### Problem statement
Beneath this sentence is a set of records; write each of them out exactly.

### Data shown

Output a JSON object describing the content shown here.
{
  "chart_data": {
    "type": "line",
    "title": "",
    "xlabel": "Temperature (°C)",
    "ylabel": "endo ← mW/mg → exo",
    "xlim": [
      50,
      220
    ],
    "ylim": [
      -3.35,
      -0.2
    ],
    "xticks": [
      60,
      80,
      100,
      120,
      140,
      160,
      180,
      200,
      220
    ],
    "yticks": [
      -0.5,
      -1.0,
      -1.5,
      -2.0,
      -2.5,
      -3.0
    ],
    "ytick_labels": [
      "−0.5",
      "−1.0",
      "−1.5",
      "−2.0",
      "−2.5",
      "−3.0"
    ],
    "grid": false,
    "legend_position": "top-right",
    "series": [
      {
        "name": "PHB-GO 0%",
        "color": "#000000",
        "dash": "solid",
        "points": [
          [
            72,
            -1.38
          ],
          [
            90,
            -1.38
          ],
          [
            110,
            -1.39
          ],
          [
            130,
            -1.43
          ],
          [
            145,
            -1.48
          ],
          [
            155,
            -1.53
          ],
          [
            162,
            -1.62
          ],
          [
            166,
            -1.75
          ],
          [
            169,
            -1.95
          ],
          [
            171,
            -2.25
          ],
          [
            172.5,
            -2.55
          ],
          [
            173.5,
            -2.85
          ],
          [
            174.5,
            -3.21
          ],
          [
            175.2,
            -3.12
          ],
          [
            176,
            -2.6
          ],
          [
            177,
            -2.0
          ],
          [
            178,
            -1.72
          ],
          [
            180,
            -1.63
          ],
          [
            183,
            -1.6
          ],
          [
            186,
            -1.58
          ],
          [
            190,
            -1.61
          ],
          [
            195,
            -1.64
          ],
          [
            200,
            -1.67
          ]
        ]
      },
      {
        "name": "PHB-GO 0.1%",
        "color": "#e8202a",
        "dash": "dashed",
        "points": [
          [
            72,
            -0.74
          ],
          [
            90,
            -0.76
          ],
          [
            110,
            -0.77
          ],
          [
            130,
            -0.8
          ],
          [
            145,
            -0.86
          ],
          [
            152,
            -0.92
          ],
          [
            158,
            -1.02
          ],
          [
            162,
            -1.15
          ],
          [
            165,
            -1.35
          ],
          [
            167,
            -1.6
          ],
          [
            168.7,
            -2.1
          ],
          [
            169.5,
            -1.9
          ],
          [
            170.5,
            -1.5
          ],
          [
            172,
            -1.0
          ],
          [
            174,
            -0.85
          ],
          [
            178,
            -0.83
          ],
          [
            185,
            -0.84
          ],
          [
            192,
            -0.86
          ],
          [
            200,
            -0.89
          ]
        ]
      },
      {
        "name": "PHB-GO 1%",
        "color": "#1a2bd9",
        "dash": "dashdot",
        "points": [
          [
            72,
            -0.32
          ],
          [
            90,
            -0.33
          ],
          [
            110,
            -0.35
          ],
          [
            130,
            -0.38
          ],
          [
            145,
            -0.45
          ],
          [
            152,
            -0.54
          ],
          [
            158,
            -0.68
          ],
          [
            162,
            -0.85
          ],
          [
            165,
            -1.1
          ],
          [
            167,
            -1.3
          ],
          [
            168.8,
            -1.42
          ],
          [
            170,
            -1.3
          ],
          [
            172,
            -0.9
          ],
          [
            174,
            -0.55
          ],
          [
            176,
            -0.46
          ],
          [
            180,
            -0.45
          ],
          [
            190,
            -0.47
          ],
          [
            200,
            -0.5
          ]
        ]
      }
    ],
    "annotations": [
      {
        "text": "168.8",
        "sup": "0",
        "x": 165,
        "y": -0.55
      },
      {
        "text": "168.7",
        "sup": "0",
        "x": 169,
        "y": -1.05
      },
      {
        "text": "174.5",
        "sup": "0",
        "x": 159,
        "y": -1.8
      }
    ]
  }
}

### Answer to the problem
Output a JSON object describing the content shown here.
{
  "chart_data": {
    "type": "line",
    "title": "",
    "xlabel": "Temperature (°C)",
    "ylabel": "endo ← mW/mg → exo",
    "xlim": [
      50,
      220
    ],
    "ylim": [
      -3.35,
      -0.2
    ],
    "xticks": [
      60,
      80,
      100,
      120,
      140,
      160,
      180,
      200,
      220
    ],
    "yticks": [
      -0.5,
      -1.0,
      -1.5,
      -2.0,
      -2.5,
      -3.0
    ],
    "ytick_labels": [
      "−0.5",
      "−1.0",
      "−1.5",
      "−2.0",
      "−2.5",
      "−3.0"
    ],
    "grid": false,
    "legend_position": "top-right",
    "series": [
      {
        "name": "PHB-GO 0%",
        "color": "#000000",
        "dash": "solid",
        "points": [
          [
            72,
            -1.38
          ],
          [
            90,
            -1.38
          ],
          [
            110,
            -1.39
          ],
          [
            130,
            -1.43
          ],
          [
            145,
            -1.48
          ],
          [
            155,
            -1.53
          ],
          [
            162,
            -1.62
          ],
          [
            166,
            -1.75
          ],
          [
            169,
            -1.95
          ],
          [
            171,
            -2.25
          ],
          [
            172.5,
            -2.55
          ],
          [
            173.5,
            -2.85
          ],
          [
            174.5,
            -3.21
          ],
          [
            175.2,
            -3.12
          ],
          [
            176,
            -2.6
          ],
          [
            177,
            -2.0
          ],
          [
            178,
            -1.72
          ],
          [
            180,
            -1.63
          ],
          [
            183,
            -1.6
          ],
          [
            186,
            -1.58
          ],
          [
            190,
            -1.61
          ],
          [
            195,
            -1.64
          ],
          [
            200,
            -1.67
          ]
        ]
      },
      {
        "name": "PHB-GO 0.1%",
        "color": "#e8202a",
        "dash": "dashed",
        "points": [
          [
            72,
            -0.74
          ],
          [
            90,
            -0.76
          ],
          [
            110,
            -0.77
          ],
          [
            130,
            -0.8
          ],
          [
            145,
            -0.86
          ],
          [
            152,
            -0.92
          ],
          [
            158,
            -1.02
          ],
          [
            162,
            -1.15
          ],
          [
            165,
            -1.35
          ],
          [
            167,
            -1.6
          ],
          [
            168.7,
            -2.1
          ],
          [
            169.5,
            -1.9
          ],
          [
            170.5,
            -1.5
          ],
          [
            172,
            -1.0
          ],
          [
            174,
            -0.85
          ],
          [
            178,
            -0.83
          ],
          [
            185,
            -0.84
          ],
          [
            192,
            -0.86
          ],
          [
            200,
            -0.89
          ]
        ]
      },
      {
        "name": "PHB-GO 1%",
        "color": "#1a2bd9",
        "dash": "dashdot",
        "points": [
          [
            72,
            -0.32
          ],
          [
            90,
            -0.33
          ],
          [
            110,
            -0.35
          ],
          [
            130,
            -0.38
          ],
          [
            145,
            -0.45
          ],
          [
            152,
            -0.54
          ],
          [
            158,
            -0.68
          ],
          [
            162,
            -0.85
          ],
          [
            165,
            -1.1
          ],
          [
            167,
            -1.3
          ],
          [
            168.8,
            -1.42
          ],
          [
            170,
            -1.3
          ],
          [
            172,
            -0.9
          ],
          [
            174,
            -0.55
          ],
          [
            176,
            -0.46
          ],
          [
            180,
            -0.45
          ],
          [
            190,
            -0.47
          ],
          [
            200,
            -0.5
          ]
        ]
      }
    ],
    "annotations": [
      {
        "text": "168.8",
        "sup": "0",
        "x": 165,
        "y": -0.55
      },
      {
        "text": "168.7",
        "sup": "0",
        "x": 169,
        "y": -1.05
      },
      {
        "text": "174.5",
        "sup": "0",
        "x": 159,
        "y": -1.8
      }
    ]
  }
}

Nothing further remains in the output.